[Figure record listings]
+ + + + +
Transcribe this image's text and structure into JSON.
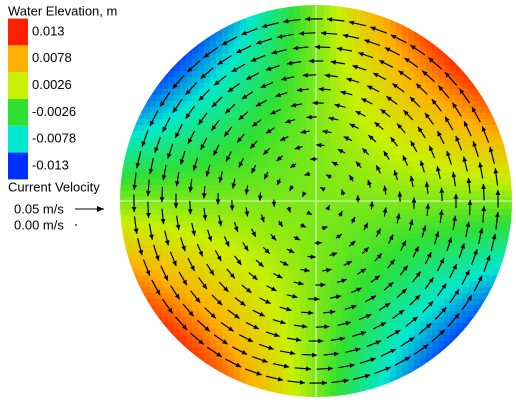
{
  "chart_data": {
    "type": "contour",
    "title": "Water Elevation, m",
    "levels": [
      0.013,
      0.0078,
      0.0026,
      -0.0026,
      -0.0078,
      -0.013
    ],
    "colors": [
      "#ff2000",
      "#ffb000",
      "#c8f000",
      "#30e030",
      "#00e8d0",
      "#0030ff"
    ],
    "vector_title": "Current Velocity",
    "vector_labels": [
      "0.05 m/s",
      "0.00 m/s"
    ]
  }
}
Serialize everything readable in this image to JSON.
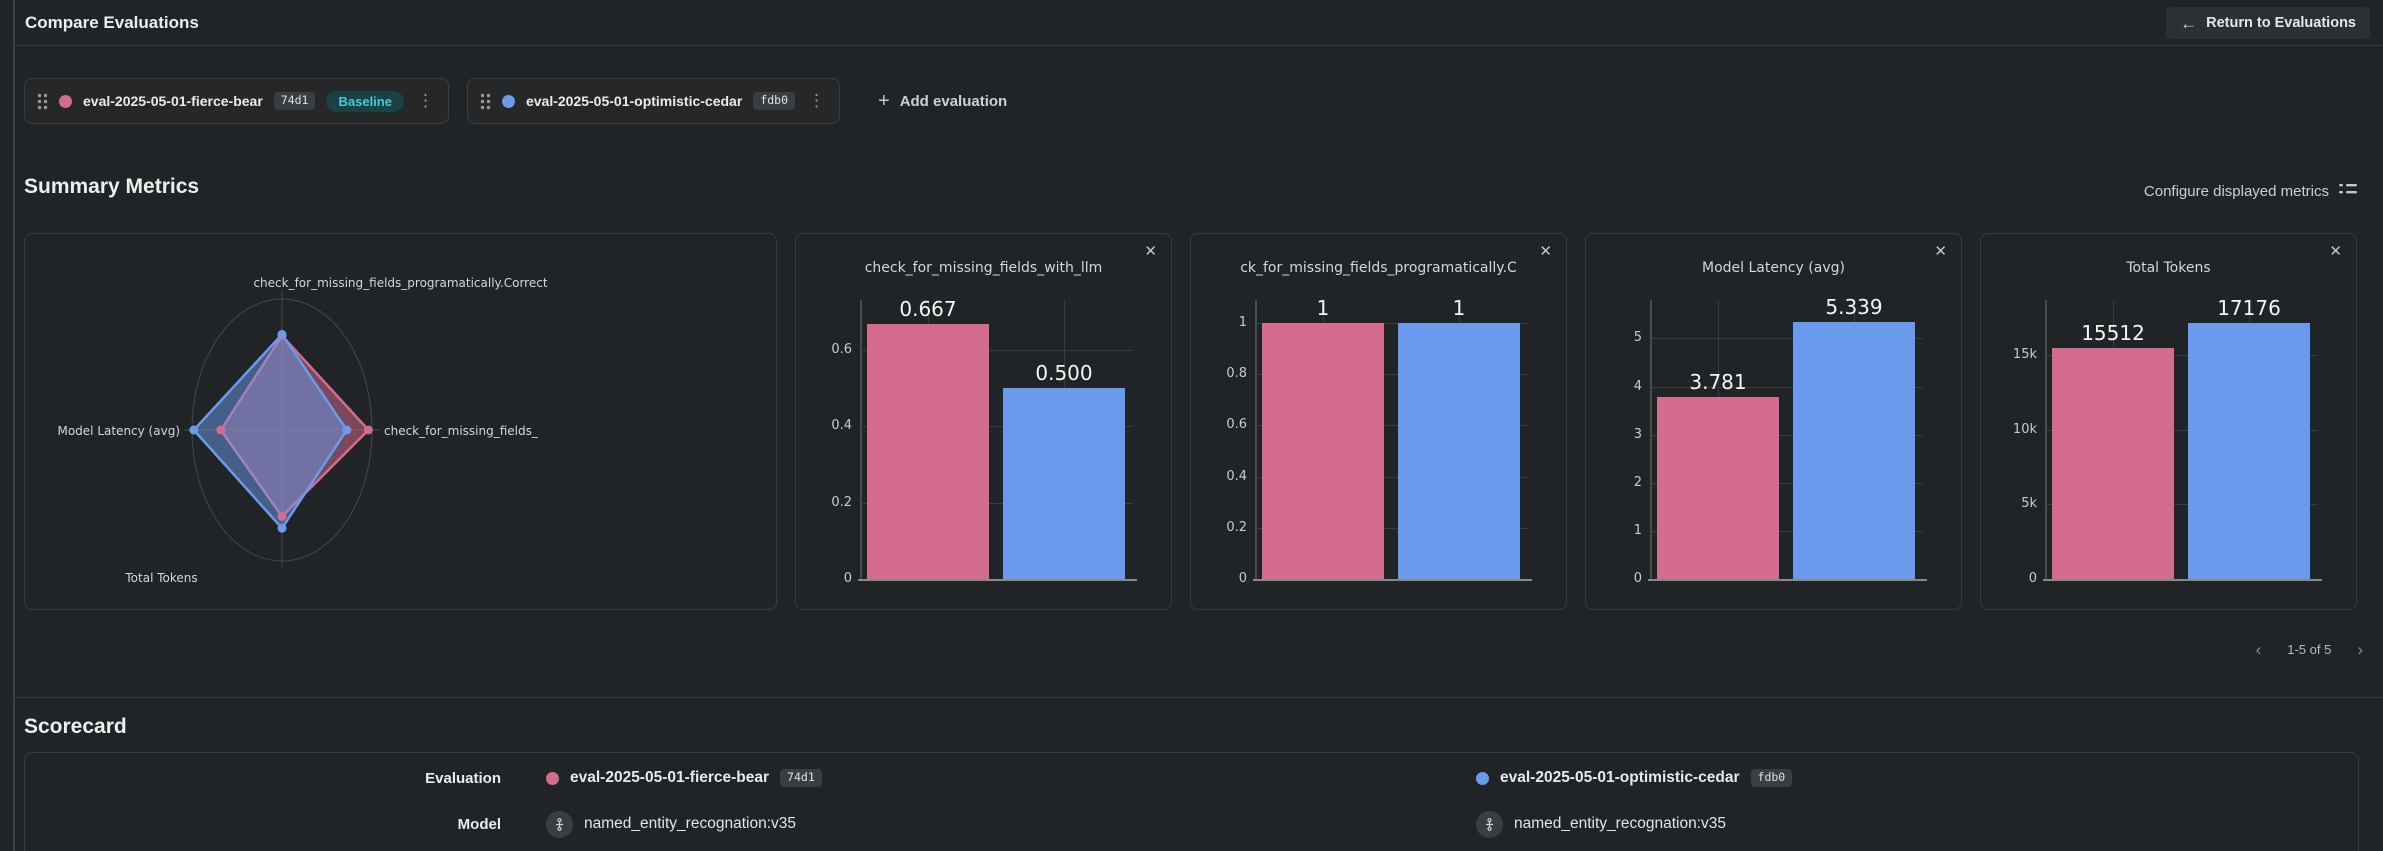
{
  "header": {
    "title": "Compare Evaluations",
    "return_button": {
      "label": "Return to Evaluations"
    }
  },
  "icons": {
    "arrow_left": "←",
    "plus": "+",
    "kebab": "⋮",
    "close": "✕",
    "chevron_left": "‹",
    "chevron_right": "›"
  },
  "colors": {
    "baseline_series_pink": "#d46c8e",
    "candidate_series_blue": "#6a9aec",
    "baseline_badge_teal": "#45cbd0",
    "page_background": "#212426"
  },
  "evaluation_bar": {
    "evaluations": [
      {
        "name": "eval-2025-05-01-fierce-bear",
        "hash": "74d1",
        "badge": "Baseline",
        "color": "#d46c8e"
      },
      {
        "name": "eval-2025-05-01-optimistic-cedar",
        "hash": "fdb0",
        "color": "#6a9aec"
      }
    ],
    "add_button": "Add evaluation"
  },
  "summary_metrics": {
    "heading": "Summary Metrics",
    "configure_button": "Configure displayed metrics",
    "pagination": {
      "label": "1-5 of 5"
    }
  },
  "scorecard": {
    "heading": "Scorecard",
    "row_labels": {
      "evaluation": "Evaluation",
      "model": "Model"
    },
    "columns": [
      {
        "eval_name": "eval-2025-05-01-fierce-bear",
        "hash": "74d1",
        "color": "#d46c8e",
        "model": "named_entity_recognation:v35"
      },
      {
        "eval_name": "eval-2025-05-01-optimistic-cedar",
        "hash": "fdb0",
        "color": "#6a9aec",
        "model": "named_entity_recognation:v35"
      }
    ]
  },
  "chart_data": [
    {
      "type": "radar",
      "series": [
        {
          "name": "eval-2025-05-01-fierce-bear",
          "color": "#d46c8e"
        },
        {
          "name": "eval-2025-05-01-optimistic-cedar",
          "color": "#6a9aec"
        }
      ],
      "axes": [
        {
          "position": "top",
          "label": "check_for_missing_fields_programatically.Correct",
          "values": [
            1,
            1
          ],
          "plot_fractions": [
            0.72,
            0.73
          ]
        },
        {
          "position": "right",
          "label": "check_for_missing_fields_",
          "values": [
            0.667,
            0.5
          ],
          "plot_fractions": [
            0.96,
            0.72
          ]
        },
        {
          "position": "bottom",
          "label": "Total Tokens",
          "values": [
            15512,
            17176
          ],
          "plot_fractions": [
            0.66,
            0.75
          ]
        },
        {
          "position": "left",
          "label": "Model Latency (avg)",
          "values": [
            3.781,
            5.339
          ],
          "plot_fractions": [
            0.68,
            0.98
          ]
        }
      ],
      "grid": "single outer ring, cross axes",
      "legend": "none"
    },
    {
      "type": "bar",
      "title": "check_for_missing_fields_with_llm",
      "ymax": 0.73,
      "yticks": [
        {
          "v": 0,
          "label": "0"
        },
        {
          "v": 0.2,
          "label": "0.2"
        },
        {
          "v": 0.4,
          "label": "0.4"
        },
        {
          "v": 0.6,
          "label": "0.6"
        }
      ],
      "bars": [
        {
          "name": "eval-2025-05-01-fierce-bear",
          "value": 0.667,
          "label": "0.667",
          "color": "#d46c8e"
        },
        {
          "name": "eval-2025-05-01-optimistic-cedar",
          "value": 0.5,
          "label": "0.500",
          "color": "#6a9aec"
        }
      ]
    },
    {
      "type": "bar",
      "title": "ck_for_missing_fields_programatically.C",
      "ymax": 1.09,
      "yticks": [
        {
          "v": 0,
          "label": "0"
        },
        {
          "v": 0.2,
          "label": "0.2"
        },
        {
          "v": 0.4,
          "label": "0.4"
        },
        {
          "v": 0.6,
          "label": "0.6"
        },
        {
          "v": 0.8,
          "label": "0.8"
        },
        {
          "v": 1,
          "label": "1"
        }
      ],
      "bars": [
        {
          "name": "eval-2025-05-01-fierce-bear",
          "value": 1,
          "label": "1",
          "color": "#d46c8e"
        },
        {
          "name": "eval-2025-05-01-optimistic-cedar",
          "value": 1,
          "label": "1",
          "color": "#6a9aec"
        }
      ]
    },
    {
      "type": "bar",
      "title": "Model Latency (avg)",
      "ymax": 5.8,
      "yticks": [
        {
          "v": 0,
          "label": "0"
        },
        {
          "v": 1,
          "label": "1"
        },
        {
          "v": 2,
          "label": "2"
        },
        {
          "v": 3,
          "label": "3"
        },
        {
          "v": 4,
          "label": "4"
        },
        {
          "v": 5,
          "label": "5"
        }
      ],
      "bars": [
        {
          "name": "eval-2025-05-01-fierce-bear",
          "value": 3.781,
          "label": "3.781",
          "color": "#d46c8e"
        },
        {
          "name": "eval-2025-05-01-optimistic-cedar",
          "value": 5.339,
          "label": "5.339",
          "color": "#6a9aec"
        }
      ]
    },
    {
      "type": "bar",
      "title": "Total Tokens",
      "ymax": 18700,
      "yticks": [
        {
          "v": 0,
          "label": "0"
        },
        {
          "v": 5000,
          "label": "5k"
        },
        {
          "v": 10000,
          "label": "10k"
        },
        {
          "v": 15000,
          "label": "15k"
        }
      ],
      "bars": [
        {
          "name": "eval-2025-05-01-fierce-bear",
          "value": 15512,
          "label": "15512",
          "color": "#d46c8e"
        },
        {
          "name": "eval-2025-05-01-optimistic-cedar",
          "value": 17176,
          "label": "17176",
          "color": "#6a9aec"
        }
      ]
    }
  ]
}
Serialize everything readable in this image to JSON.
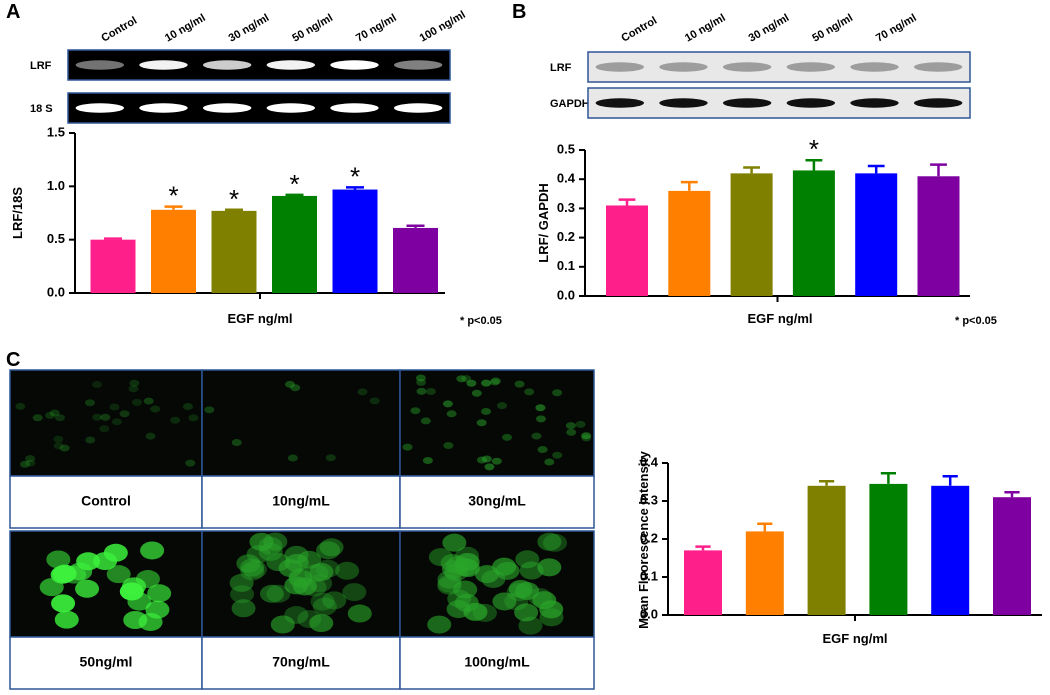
{
  "panel_labels": [
    "A",
    "B",
    "C"
  ],
  "blot_a": {
    "lanes": [
      "Control",
      "10 ng/ml",
      "30 ng/ml",
      "50 ng/ml",
      "70 ng/ml",
      "100 ng/ml"
    ],
    "rows": [
      "LRF",
      "18 S"
    ]
  },
  "blot_b": {
    "lanes": [
      "Control",
      "10 ng/ml",
      "30 ng/ml",
      "50 ng/ml",
      "70 ng/ml"
    ],
    "rows": [
      "LRF",
      "GAPDH"
    ]
  },
  "micrographs": {
    "labels": [
      "Control",
      "10ng/mL",
      "30ng/mL",
      "50ng/ml",
      "70ng/mL",
      "100ng/mL"
    ]
  },
  "chart_data": [
    {
      "type": "bar",
      "y_label": "LRF/18S",
      "x_label": "EGF ng/ml",
      "annotation": "* p<0.05",
      "values": [
        0.5,
        0.78,
        0.77,
        0.91,
        0.97,
        0.61
      ],
      "errors": [
        0.01,
        0.03,
        0.01,
        0.01,
        0.02,
        0.02
      ],
      "significance": [
        null,
        "*",
        "*",
        "*",
        "*",
        null
      ],
      "colors": [
        "#ff1f8a",
        "#ff8000",
        "#808000",
        "#008000",
        "#0000ff",
        "#7f00a0"
      ],
      "ylim": [
        0,
        1.5
      ],
      "yticks": [
        {
          "value": 0,
          "label": "0.0"
        },
        0.5,
        {
          "value": 1,
          "label": "1.0"
        },
        1.5
      ]
    },
    {
      "type": "bar",
      "y_label": "LRF/ GAPDH",
      "x_label": "EGF ng/ml",
      "annotation": "* p<0.05",
      "values": [
        0.31,
        0.36,
        0.42,
        0.43,
        0.42,
        0.41
      ],
      "errors": [
        0.02,
        0.03,
        0.02,
        0.035,
        0.025,
        0.04
      ],
      "significance": [
        null,
        null,
        null,
        "*",
        null,
        null
      ],
      "colors": [
        "#ff1f8a",
        "#ff8000",
        "#808000",
        "#008000",
        "#0000ff",
        "#7f00a0"
      ],
      "ylim": [
        0,
        0.5
      ],
      "yticks": [
        {
          "value": 0,
          "label": "0.0"
        },
        0.1,
        0.2,
        0.3,
        0.4,
        0.5
      ]
    },
    {
      "type": "bar",
      "y_label": "Mean Fluorescence Intensity",
      "x_label": "EGF ng/ml",
      "values": [
        0.17,
        0.22,
        0.34,
        0.345,
        0.34,
        0.31
      ],
      "errors": [
        0.01,
        0.02,
        0.012,
        0.028,
        0.025,
        0.013
      ],
      "colors": [
        "#ff1f8a",
        "#ff8000",
        "#808000",
        "#008000",
        "#0000ff",
        "#7f00a0"
      ],
      "ylim": [
        0,
        0.4
      ],
      "yticks": [
        {
          "value": 0,
          "label": "0.0"
        },
        0.1,
        0.2,
        0.3,
        0.4
      ]
    }
  ]
}
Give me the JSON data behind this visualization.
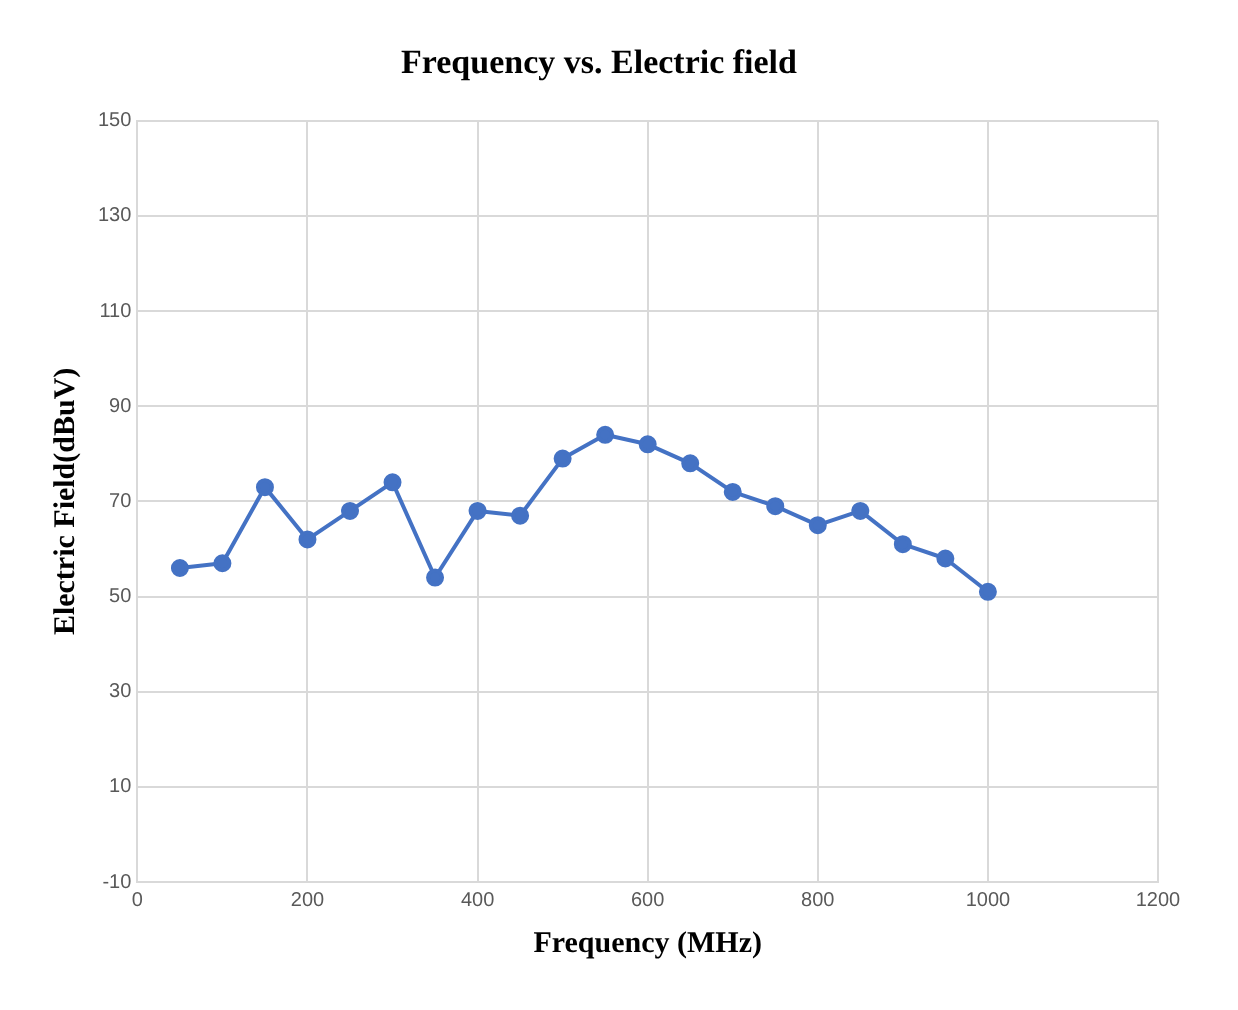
{
  "chart_data": {
    "type": "line",
    "title": "Frequency vs. Electric field",
    "xlabel": "Frequency (MHz)",
    "ylabel": "Electric Field(dBuV)",
    "x": [
      50,
      100,
      150,
      200,
      250,
      300,
      350,
      400,
      450,
      500,
      550,
      600,
      650,
      700,
      750,
      800,
      850,
      900,
      950,
      1000
    ],
    "series": [
      {
        "color": "#4472c4",
        "values": [
          56,
          57,
          73,
          62,
          68,
          74,
          54,
          68,
          67,
          79,
          84,
          82,
          78,
          72,
          69,
          65,
          68,
          61,
          58,
          51
        ]
      }
    ],
    "xlim": [
      0,
      1200
    ],
    "xticks": [
      0,
      200,
      400,
      600,
      800,
      1000,
      1200
    ],
    "ylim": [
      -10,
      150
    ],
    "yticks": [
      -10,
      10,
      30,
      50,
      70,
      90,
      110,
      130,
      150
    ],
    "grid": true,
    "marker": "circle",
    "line_style": "solid",
    "legend": false
  }
}
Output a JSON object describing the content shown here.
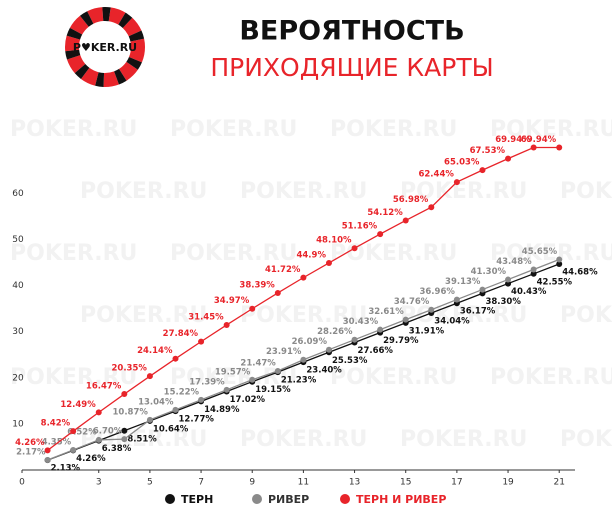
{
  "header": {
    "title": "ВЕРОЯТНОСТЬ",
    "subtitle": "ПРИХОДЯЩИЕ КАРТЫ",
    "logo": "P♥KER.RU"
  },
  "watermark": "POKER.RU",
  "chart_data": {
    "type": "line",
    "x": [
      1,
      2,
      3,
      4,
      5,
      6,
      7,
      8,
      9,
      10,
      11,
      12,
      13,
      14,
      15,
      16,
      17,
      18,
      19,
      20,
      21
    ],
    "xlim": [
      0,
      21.5
    ],
    "xticks": [
      0,
      3,
      5,
      7,
      9,
      11,
      13,
      15,
      17,
      19,
      21
    ],
    "ylim": [
      0,
      72
    ],
    "yticks": [
      10,
      20,
      30,
      40,
      50,
      60
    ],
    "grid": false,
    "series": [
      {
        "name": "ТЕРН",
        "color": "#111111",
        "values": [
          2.13,
          4.26,
          6.38,
          8.51,
          10.64,
          12.77,
          14.89,
          17.02,
          19.15,
          21.23,
          23.4,
          25.53,
          27.66,
          29.79,
          31.91,
          34.04,
          36.17,
          38.3,
          40.43,
          42.55,
          44.68
        ],
        "value_labels": [
          "2.13%",
          "4.26%",
          "6.38%",
          "8.51%",
          "10.64%",
          "12.77%",
          "14.89%",
          "17.02%",
          "19.15%",
          "21.23%",
          "23.40%",
          "25.53%",
          "27.66%",
          "29.79%",
          "31.91%",
          "34.04%",
          "36.17%",
          "38.30%",
          "40.43%",
          "42.55%",
          "44.68%"
        ]
      },
      {
        "name": "РИВЕР",
        "color": "#8a8a8a",
        "values": [
          2.17,
          4.35,
          6.52,
          6.7,
          10.87,
          13.04,
          15.22,
          17.39,
          19.57,
          21.47,
          23.91,
          26.09,
          28.26,
          30.43,
          32.61,
          34.76,
          36.96,
          39.13,
          41.3,
          43.48,
          45.65
        ],
        "value_labels": [
          "2.17%",
          "4.35%",
          "6.52%",
          "6.70%",
          "10.87%",
          "13.04%",
          "15.22%",
          "17.39%",
          "19.57%",
          "21.47%",
          "23.91%",
          "26.09%",
          "28.26%",
          "30.43%",
          "32.61%",
          "34.76%",
          "36.96%",
          "39.13%",
          "41.30%",
          "43.48%",
          "45.65%"
        ]
      },
      {
        "name": "ТЕРН И РИВЕР",
        "color": "#e8242a",
        "values": [
          4.26,
          8.42,
          12.49,
          16.47,
          20.35,
          24.14,
          27.84,
          31.45,
          34.97,
          38.39,
          41.72,
          44.9,
          48.1,
          51.16,
          54.12,
          56.98,
          62.44,
          65.03,
          67.53,
          69.94,
          69.94
        ],
        "value_labels": [
          "4.26%",
          "8.42%",
          "12.49%",
          "16.47%",
          "20.35%",
          "24.14%",
          "27.84%",
          "31.45%",
          "34.97%",
          "38.39%",
          "41.72%",
          "44.9%",
          "48.10%",
          "51.16%",
          "54.12%",
          "56.98%",
          "62.44%",
          "65.03%",
          "67.53%",
          "69.94%",
          "69.94%"
        ]
      }
    ]
  }
}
+ + + + +
What to produce
Go through the listing above and list every line that has the word "grid".

Correct response
      "grid": "single outer ring, cross axes",
    "grid": true,
    "grid": false,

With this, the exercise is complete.